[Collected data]
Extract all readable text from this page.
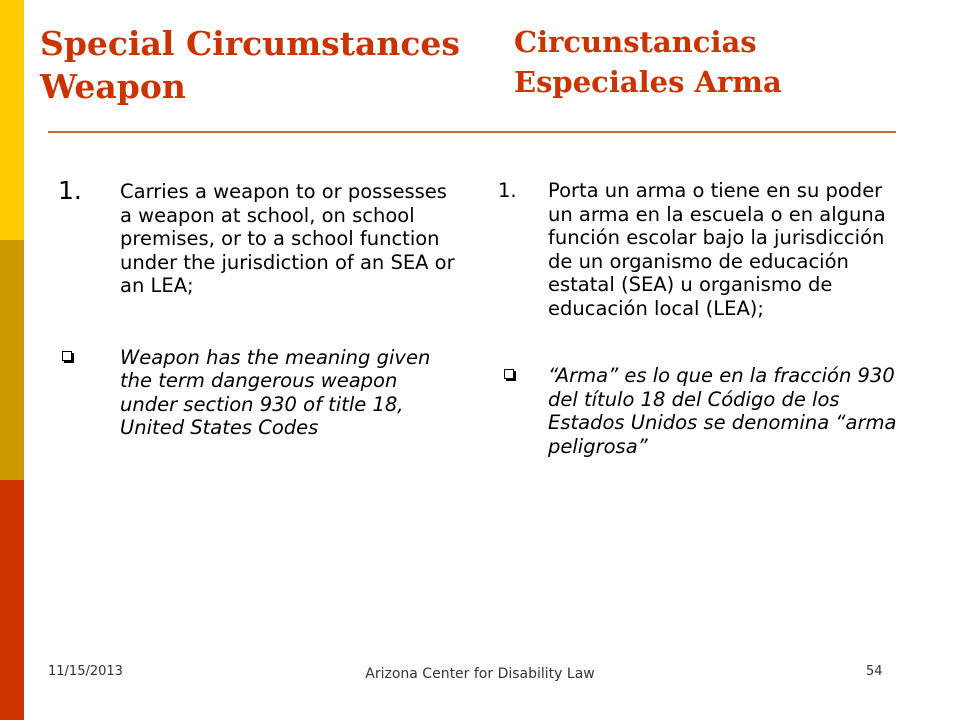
Special Circumstances Weapon
Circunstancias Especiales Arma
1. Carries a weapon to or possesses a weapon at school, on school premises, or to a school function under the jurisdiction of an SEA or an LEA;
Weapon has the meaning given the term dangerous weapon under section 930 of title 18, United States Codes
1. Porta un arma o tiene en su poder un arma en la escuela o en alguna función escolar bajo la jurisdicción de un organismo de educación estatal (SEA) u organismo de educación local (LEA);
“Arma” es lo que en la fracción 930 del título 18 del Código de los Estados Unidos se denomina “arma peligrosa”
11/15/2013	Arizona Center for Disability Law	54
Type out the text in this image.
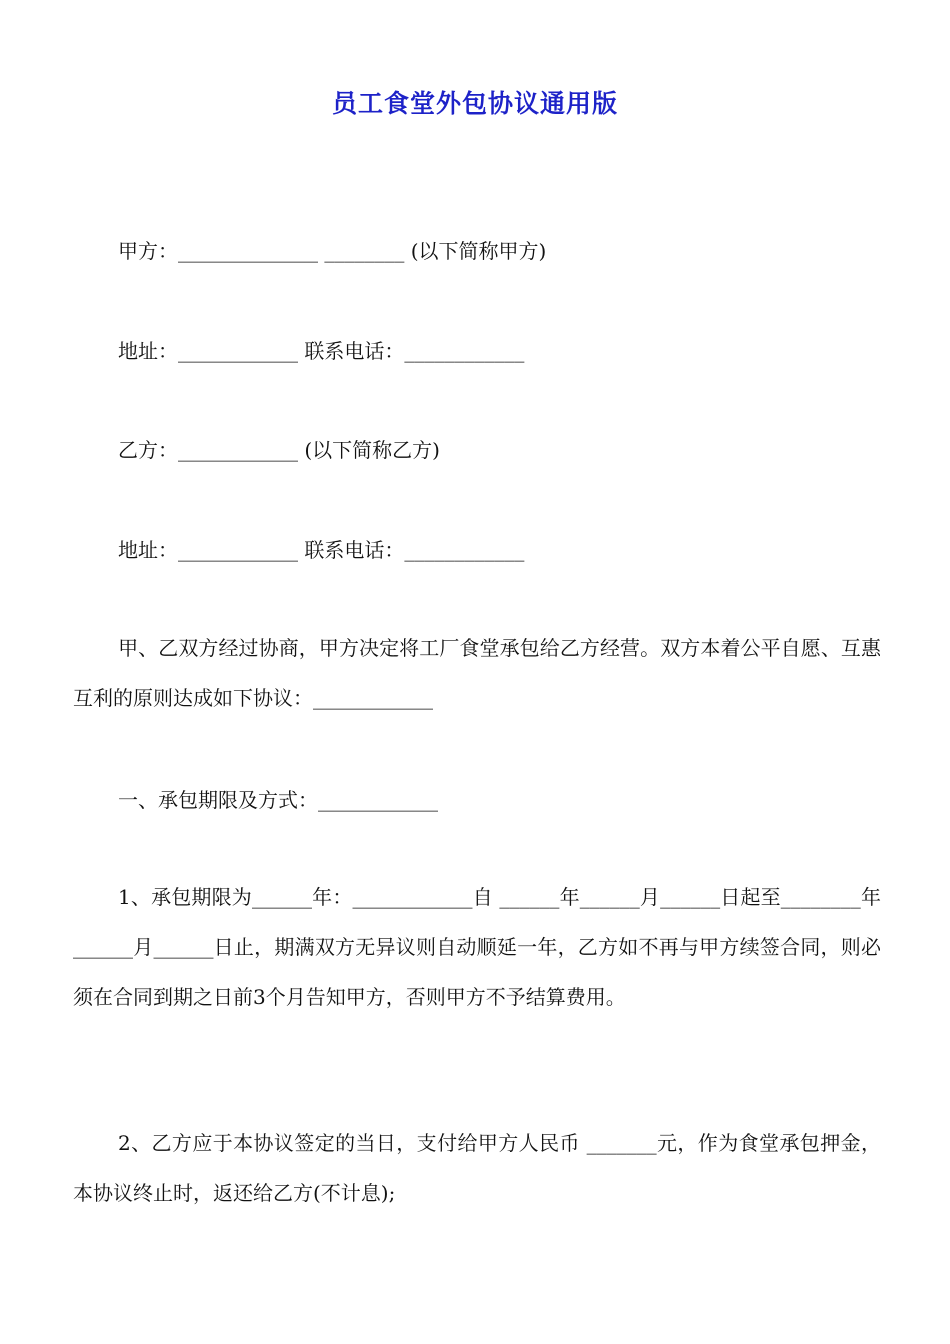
员工食堂外包协议通用版
甲方：______________ ________ (以下简称甲方)
地址：____________ 联系电话：____________
乙方：____________ (以下简称乙方)
地址：____________ 联系电话：____________

甲、乙双方经过协商，甲方决定将工厂食堂承包给乙方经营。双方本着公平自愿、互惠互利的原则达成如下协议：____________

一、承包期限及方式：____________

1、承包期限为______年：____________自 ______年______月______日起至________年______月______日止，期满双方无异议则自动顺延一年，乙方如不再与甲方续签合同，则必须在合同到期之日前3个月告知甲方，否则甲方不予结算费用。

2、乙方应于本协议签定的当日，支付给甲方人民币 _______元，作为食堂承包押金，本协议终止时，返还给乙方(不计息);
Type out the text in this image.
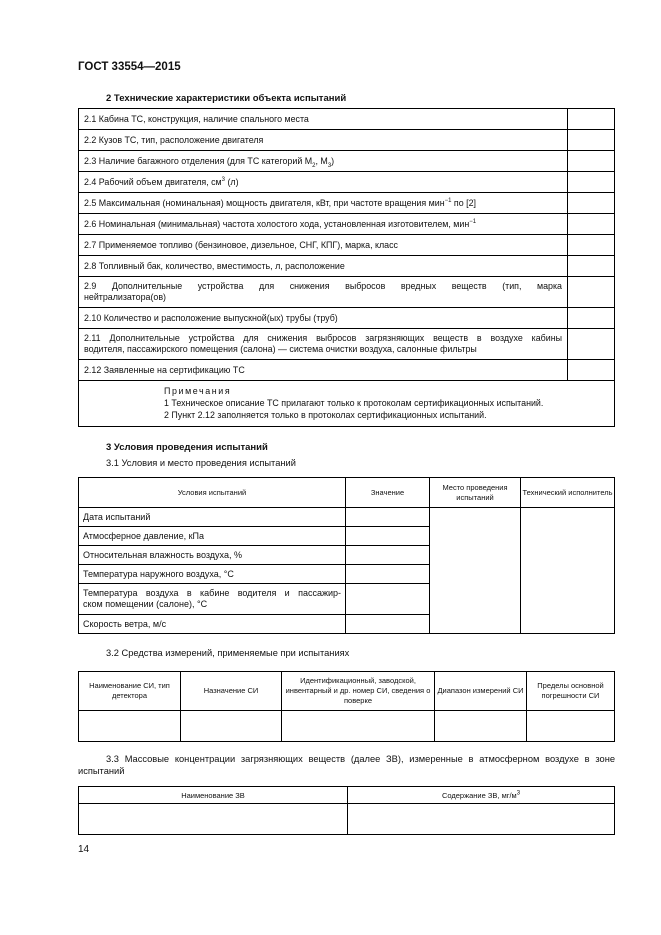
ГОСТ 33554—2015
2 Технические характеристики объекта испытаний
2.1 Кабина ТС, конструкция, наличие спального места	
2.2 Кузов ТС, тип, расположение двигателя	
2.3 Наличие багажного отделения (для ТС категорий $M_2$, $M_3$)	
2.4 Рабочий объем двигателя, $см^3$ (л)	
2.5 Максимальная (номинальная) мощность двигателя, кВт, при частоте вращения мин$^{-1}$ по [2]	
2.6 Номинальная (минимальная) частота холостого хода, установленная изготовителем, мин$^{-1}$	
2.7 Применяемое топливо (бензиновое, дизельное, СНГ, КПГ), марка, класс	
2.8 Топливный бак, количество, вместимость, л, расположение	

2.9 Дополнительные устройства для снижения выбросов вредных веществ (тип, марка
нейтрализатора(ов)	

2.10 Количество и расположение выпускной(ых) трубы (труб)	

2.11 Дополнительные устройства для снижения выбросов загрязняющих веществ в воздухе кабины
водителя, пассажирского помещения (салона) — система очистки воздуха, салонные фильтры	

2.12 Заявленные на сертификацию ТС	

Примечания
1 Техническое описание ТС прилагают только к протоколам сертификационных испытаний.
2 Пункт 2.12 заполняется только в протоколах сертификационных испытаний.	
3 Условия проведения испытаний
3.1 Условия и место проведения испытаний
Условия испытаний	Значение	Место проведения испытаний	Технический исполнитель
Дата испытаний			
Атмосферное давление, кПа			
Относительная влажность воздуха, %			
Температура наружного воздуха, °С			

Температура воздуха в кабине водителя и пассажир-
ском помещении (салоне), °С			

Скорость ветра, м/с			
3.2 Средства измерений, применяемые при испытаниях
Наименование СИ, тип детектора	Назначение СИ	Идентификационный, заводской, инвентарный и др. номер СИ, сведения о поверке	Диапазон измерений СИ	Пределы основной погрешности СИ

3.3 Массовые концентрации загрязняющих веществ (далее ЗВ), измеренные в атмосферном воздухе в зоне испытаний
Наименование ЗВ	Содержание ЗВ, $мг/м^3$

14
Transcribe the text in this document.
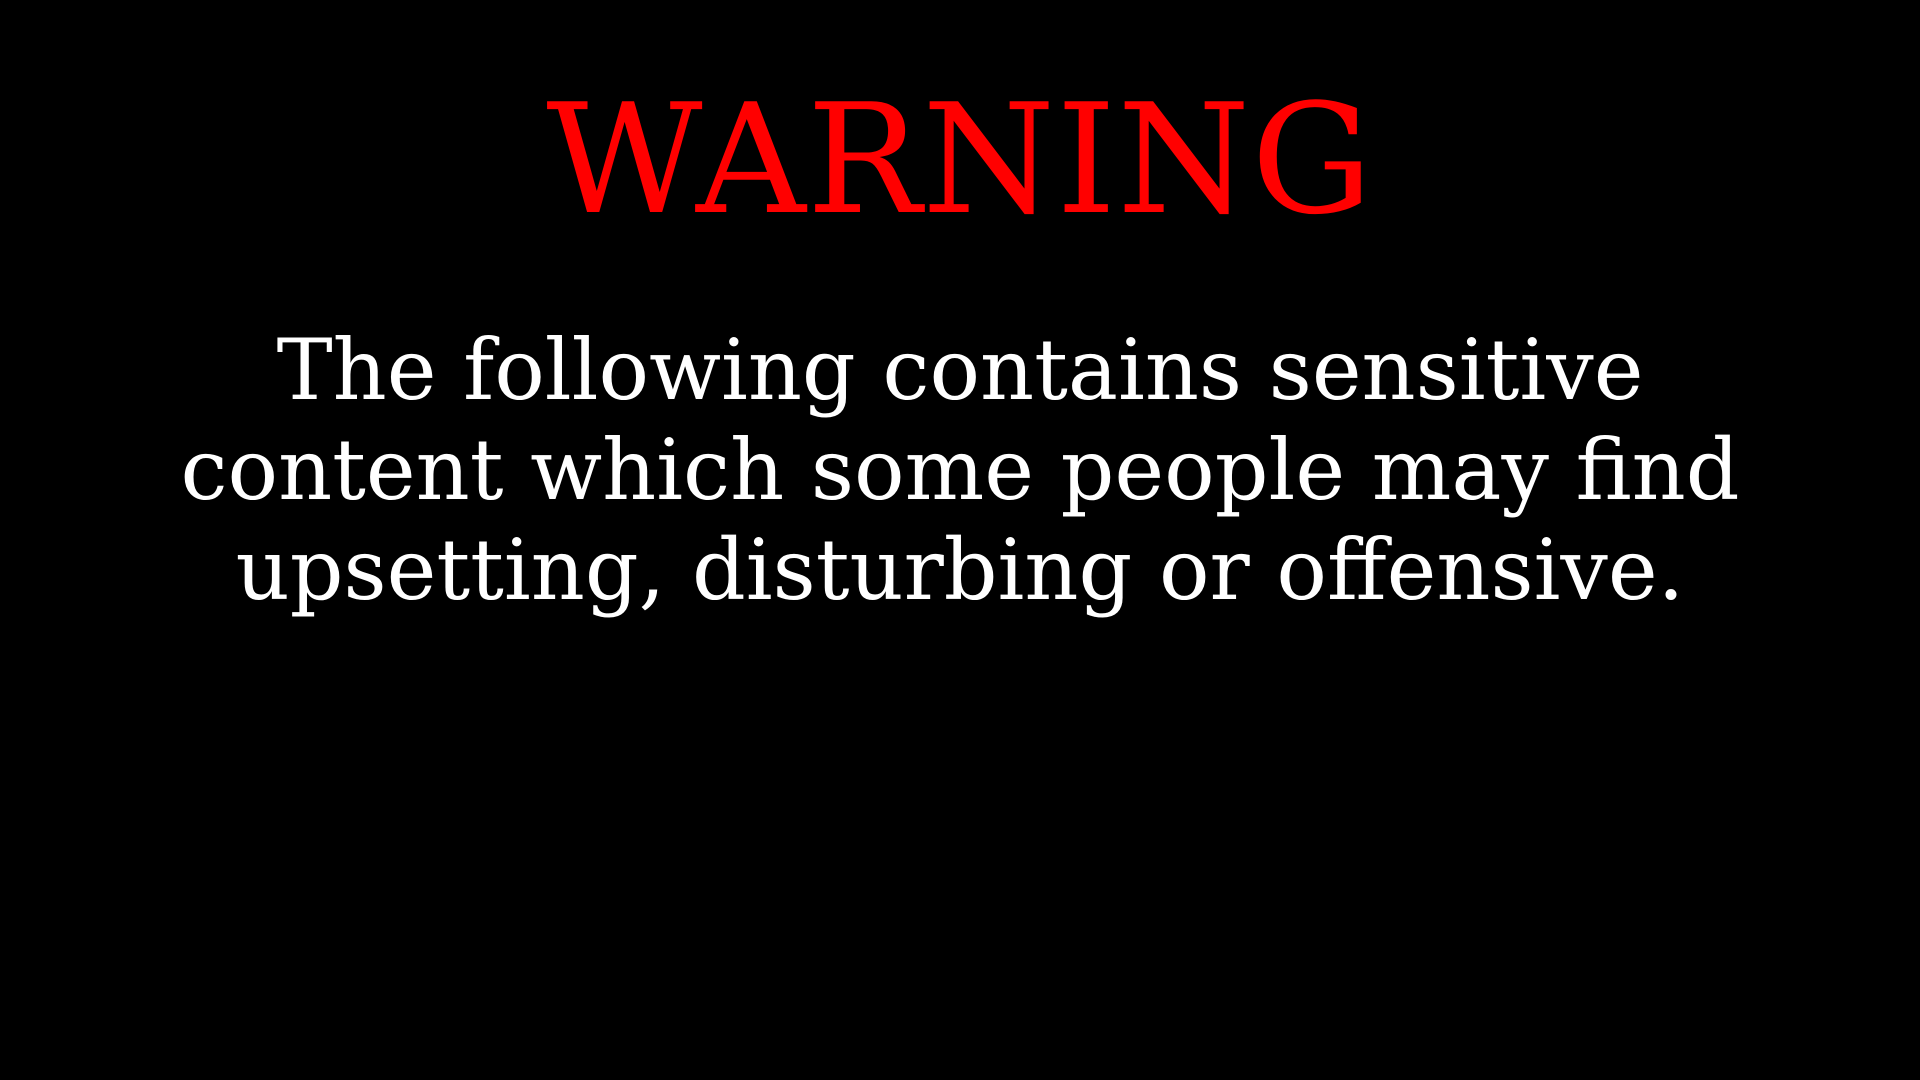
WARNING

The following contains sensitive
content which some people may find
upsetting, disturbing or offensive.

▶ _Exercise_: Check each line of the records above for "Дополнительные", and copy those that have it.

▶ _Solution below_:
2.9 Дополнительные устройства для снижения выбросов вредных веществ (тип, марка
2.11 Дополнительные устройства для снижения выбросов загрязняющих веществ в воздухе кабины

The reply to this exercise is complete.